THE REQUEST:
Check every line below for the word "GOTO" and give only the number of lines where it appears.

# # # #

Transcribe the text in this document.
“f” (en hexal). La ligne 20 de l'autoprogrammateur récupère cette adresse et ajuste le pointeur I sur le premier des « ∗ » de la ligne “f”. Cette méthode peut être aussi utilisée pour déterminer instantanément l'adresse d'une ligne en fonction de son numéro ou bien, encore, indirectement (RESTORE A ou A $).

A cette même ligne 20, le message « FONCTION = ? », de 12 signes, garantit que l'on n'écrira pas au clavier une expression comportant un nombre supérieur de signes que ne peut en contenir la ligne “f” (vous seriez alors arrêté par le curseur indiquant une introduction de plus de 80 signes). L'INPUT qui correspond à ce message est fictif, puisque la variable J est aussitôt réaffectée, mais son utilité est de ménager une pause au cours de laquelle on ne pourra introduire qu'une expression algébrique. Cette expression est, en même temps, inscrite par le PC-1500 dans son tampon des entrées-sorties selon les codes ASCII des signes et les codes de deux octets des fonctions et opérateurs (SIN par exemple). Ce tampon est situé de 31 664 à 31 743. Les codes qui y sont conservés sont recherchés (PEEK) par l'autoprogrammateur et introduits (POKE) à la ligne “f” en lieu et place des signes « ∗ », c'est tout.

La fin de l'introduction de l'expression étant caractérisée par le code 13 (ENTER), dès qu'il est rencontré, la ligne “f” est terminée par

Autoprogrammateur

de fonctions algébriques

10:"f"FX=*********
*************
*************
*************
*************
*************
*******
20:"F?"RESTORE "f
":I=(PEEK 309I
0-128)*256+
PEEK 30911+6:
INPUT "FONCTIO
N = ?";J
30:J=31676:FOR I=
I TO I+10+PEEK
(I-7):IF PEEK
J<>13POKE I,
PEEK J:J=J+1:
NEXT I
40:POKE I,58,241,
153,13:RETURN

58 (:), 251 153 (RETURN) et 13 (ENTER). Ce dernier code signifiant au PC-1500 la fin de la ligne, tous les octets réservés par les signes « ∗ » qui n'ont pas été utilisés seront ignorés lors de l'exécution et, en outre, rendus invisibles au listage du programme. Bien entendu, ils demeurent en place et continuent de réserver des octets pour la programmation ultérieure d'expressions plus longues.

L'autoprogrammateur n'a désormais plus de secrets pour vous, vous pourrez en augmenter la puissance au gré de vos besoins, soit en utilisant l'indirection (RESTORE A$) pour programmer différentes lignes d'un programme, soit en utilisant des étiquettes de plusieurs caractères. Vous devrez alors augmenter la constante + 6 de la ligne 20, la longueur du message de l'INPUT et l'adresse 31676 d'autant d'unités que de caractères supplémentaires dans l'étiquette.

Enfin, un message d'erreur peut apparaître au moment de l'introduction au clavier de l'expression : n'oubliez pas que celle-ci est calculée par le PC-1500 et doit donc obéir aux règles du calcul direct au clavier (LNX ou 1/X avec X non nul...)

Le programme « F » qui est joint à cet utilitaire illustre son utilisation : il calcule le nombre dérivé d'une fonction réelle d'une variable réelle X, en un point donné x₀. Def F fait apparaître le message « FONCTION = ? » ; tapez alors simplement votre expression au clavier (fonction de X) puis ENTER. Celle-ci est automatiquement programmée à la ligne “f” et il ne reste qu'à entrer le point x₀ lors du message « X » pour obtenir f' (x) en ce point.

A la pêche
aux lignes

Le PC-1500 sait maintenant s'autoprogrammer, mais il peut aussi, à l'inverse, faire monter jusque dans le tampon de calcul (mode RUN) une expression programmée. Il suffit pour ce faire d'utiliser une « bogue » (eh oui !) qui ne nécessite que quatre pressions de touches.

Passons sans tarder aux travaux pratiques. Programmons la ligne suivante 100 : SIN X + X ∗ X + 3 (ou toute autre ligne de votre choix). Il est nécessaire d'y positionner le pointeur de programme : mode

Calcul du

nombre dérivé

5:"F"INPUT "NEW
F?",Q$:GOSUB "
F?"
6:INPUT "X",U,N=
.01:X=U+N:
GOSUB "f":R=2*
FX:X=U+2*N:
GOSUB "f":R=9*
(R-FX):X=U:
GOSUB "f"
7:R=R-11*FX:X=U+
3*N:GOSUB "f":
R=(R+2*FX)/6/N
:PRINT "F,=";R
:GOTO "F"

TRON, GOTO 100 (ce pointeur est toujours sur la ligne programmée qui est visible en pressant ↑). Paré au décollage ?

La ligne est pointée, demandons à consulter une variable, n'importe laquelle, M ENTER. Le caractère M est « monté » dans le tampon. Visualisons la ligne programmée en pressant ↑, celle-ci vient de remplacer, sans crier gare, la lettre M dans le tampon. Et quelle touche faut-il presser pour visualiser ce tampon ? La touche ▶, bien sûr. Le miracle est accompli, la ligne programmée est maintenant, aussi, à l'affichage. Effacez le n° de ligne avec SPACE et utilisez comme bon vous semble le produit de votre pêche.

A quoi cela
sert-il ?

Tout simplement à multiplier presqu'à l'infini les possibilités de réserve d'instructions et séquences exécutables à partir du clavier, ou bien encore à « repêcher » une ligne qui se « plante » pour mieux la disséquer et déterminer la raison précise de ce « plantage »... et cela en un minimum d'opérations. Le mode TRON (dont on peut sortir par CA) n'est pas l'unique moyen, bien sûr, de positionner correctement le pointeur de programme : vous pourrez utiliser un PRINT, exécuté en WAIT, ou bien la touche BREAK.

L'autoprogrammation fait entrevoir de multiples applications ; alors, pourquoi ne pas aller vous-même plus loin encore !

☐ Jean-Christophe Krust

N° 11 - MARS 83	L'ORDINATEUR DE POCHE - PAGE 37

# # # #

THE OUTPUT:
2